--- BEGIN Records shown ---

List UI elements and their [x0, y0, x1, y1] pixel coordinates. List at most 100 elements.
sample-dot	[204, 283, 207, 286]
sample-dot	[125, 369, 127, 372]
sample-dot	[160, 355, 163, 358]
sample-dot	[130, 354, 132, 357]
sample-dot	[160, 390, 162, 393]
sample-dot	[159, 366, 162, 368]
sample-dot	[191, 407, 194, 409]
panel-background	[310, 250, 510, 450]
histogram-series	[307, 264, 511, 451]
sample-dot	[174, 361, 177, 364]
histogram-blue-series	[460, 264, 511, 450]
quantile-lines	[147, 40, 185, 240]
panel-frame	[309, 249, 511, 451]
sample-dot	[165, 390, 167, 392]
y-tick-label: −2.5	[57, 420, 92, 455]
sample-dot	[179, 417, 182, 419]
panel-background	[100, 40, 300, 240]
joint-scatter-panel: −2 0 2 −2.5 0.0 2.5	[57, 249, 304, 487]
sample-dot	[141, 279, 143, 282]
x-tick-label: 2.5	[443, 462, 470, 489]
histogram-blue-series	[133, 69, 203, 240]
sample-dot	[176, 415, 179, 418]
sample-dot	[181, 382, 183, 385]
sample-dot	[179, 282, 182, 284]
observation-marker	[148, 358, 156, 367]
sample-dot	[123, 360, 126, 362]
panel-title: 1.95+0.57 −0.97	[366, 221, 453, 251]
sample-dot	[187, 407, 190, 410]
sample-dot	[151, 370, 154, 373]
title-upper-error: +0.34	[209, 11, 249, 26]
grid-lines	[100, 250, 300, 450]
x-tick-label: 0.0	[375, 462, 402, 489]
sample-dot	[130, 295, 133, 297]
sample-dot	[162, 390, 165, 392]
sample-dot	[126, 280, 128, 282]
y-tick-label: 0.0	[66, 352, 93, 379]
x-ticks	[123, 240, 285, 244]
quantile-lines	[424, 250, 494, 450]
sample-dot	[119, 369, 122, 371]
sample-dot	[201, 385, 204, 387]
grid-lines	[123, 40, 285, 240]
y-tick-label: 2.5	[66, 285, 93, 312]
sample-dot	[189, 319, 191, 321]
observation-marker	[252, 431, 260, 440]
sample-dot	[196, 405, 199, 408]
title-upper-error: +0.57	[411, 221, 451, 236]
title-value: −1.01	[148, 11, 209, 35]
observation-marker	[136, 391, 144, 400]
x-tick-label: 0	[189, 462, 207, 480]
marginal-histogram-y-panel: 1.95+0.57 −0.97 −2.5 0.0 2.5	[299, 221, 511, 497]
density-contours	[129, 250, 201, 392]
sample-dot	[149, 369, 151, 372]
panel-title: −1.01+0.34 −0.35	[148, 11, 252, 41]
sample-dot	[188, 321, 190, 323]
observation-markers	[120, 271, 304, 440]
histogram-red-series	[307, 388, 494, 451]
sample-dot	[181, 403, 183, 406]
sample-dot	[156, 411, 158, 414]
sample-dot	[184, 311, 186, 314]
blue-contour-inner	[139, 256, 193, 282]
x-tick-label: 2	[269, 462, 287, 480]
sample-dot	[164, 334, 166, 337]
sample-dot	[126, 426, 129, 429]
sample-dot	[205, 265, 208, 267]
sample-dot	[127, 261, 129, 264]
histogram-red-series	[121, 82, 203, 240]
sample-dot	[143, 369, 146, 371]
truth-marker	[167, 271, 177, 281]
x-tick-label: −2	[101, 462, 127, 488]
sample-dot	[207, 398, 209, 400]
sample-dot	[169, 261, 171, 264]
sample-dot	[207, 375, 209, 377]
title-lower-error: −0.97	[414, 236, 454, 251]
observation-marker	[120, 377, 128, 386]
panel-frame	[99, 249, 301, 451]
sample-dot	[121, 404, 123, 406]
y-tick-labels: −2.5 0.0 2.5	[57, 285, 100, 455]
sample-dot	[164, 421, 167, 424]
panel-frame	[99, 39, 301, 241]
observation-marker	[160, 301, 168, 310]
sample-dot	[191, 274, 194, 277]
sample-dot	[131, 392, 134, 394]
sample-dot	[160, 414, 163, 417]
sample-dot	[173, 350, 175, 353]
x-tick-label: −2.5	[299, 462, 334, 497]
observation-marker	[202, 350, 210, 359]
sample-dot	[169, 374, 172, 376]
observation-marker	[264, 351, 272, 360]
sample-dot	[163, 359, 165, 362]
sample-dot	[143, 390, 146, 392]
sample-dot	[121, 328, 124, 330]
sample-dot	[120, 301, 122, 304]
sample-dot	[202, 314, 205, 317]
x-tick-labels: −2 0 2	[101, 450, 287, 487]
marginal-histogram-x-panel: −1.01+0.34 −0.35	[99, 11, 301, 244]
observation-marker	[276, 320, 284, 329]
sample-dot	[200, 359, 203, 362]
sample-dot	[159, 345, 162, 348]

--- END Records shown ---

Rewrite the material from its first line up to and including the line that contains "264, 511, 451]" as a Markdown table with two columns, Number and Line. Give one row per line, numbered in order, and leave out any blank lines.

| Number | Line |
|---|---|
| 1 | List UI elements and their [x0, y0, x1, y1] pixel coordinates. List at most 100 elements. |
| 2 | sample-dot	[204, 283, 207, 286] |
| 3 | sample-dot	[125, 369, 127, 372] |
| 4 | sample-dot	[160, 355, 163, 358] |
| 5 | sample-dot	[130, 354, 132, 357] |
| 6 | sample-dot	[160, 390, 162, 393] |
| 7 | sample-dot	[159, 366, 162, 368] |
| 8 | sample-dot	[191, 407, 194, 409] |
| 9 | panel-background	[310, 250, 510, 450] |
| 10 | histogram-series	[307, 264, 511, 451] |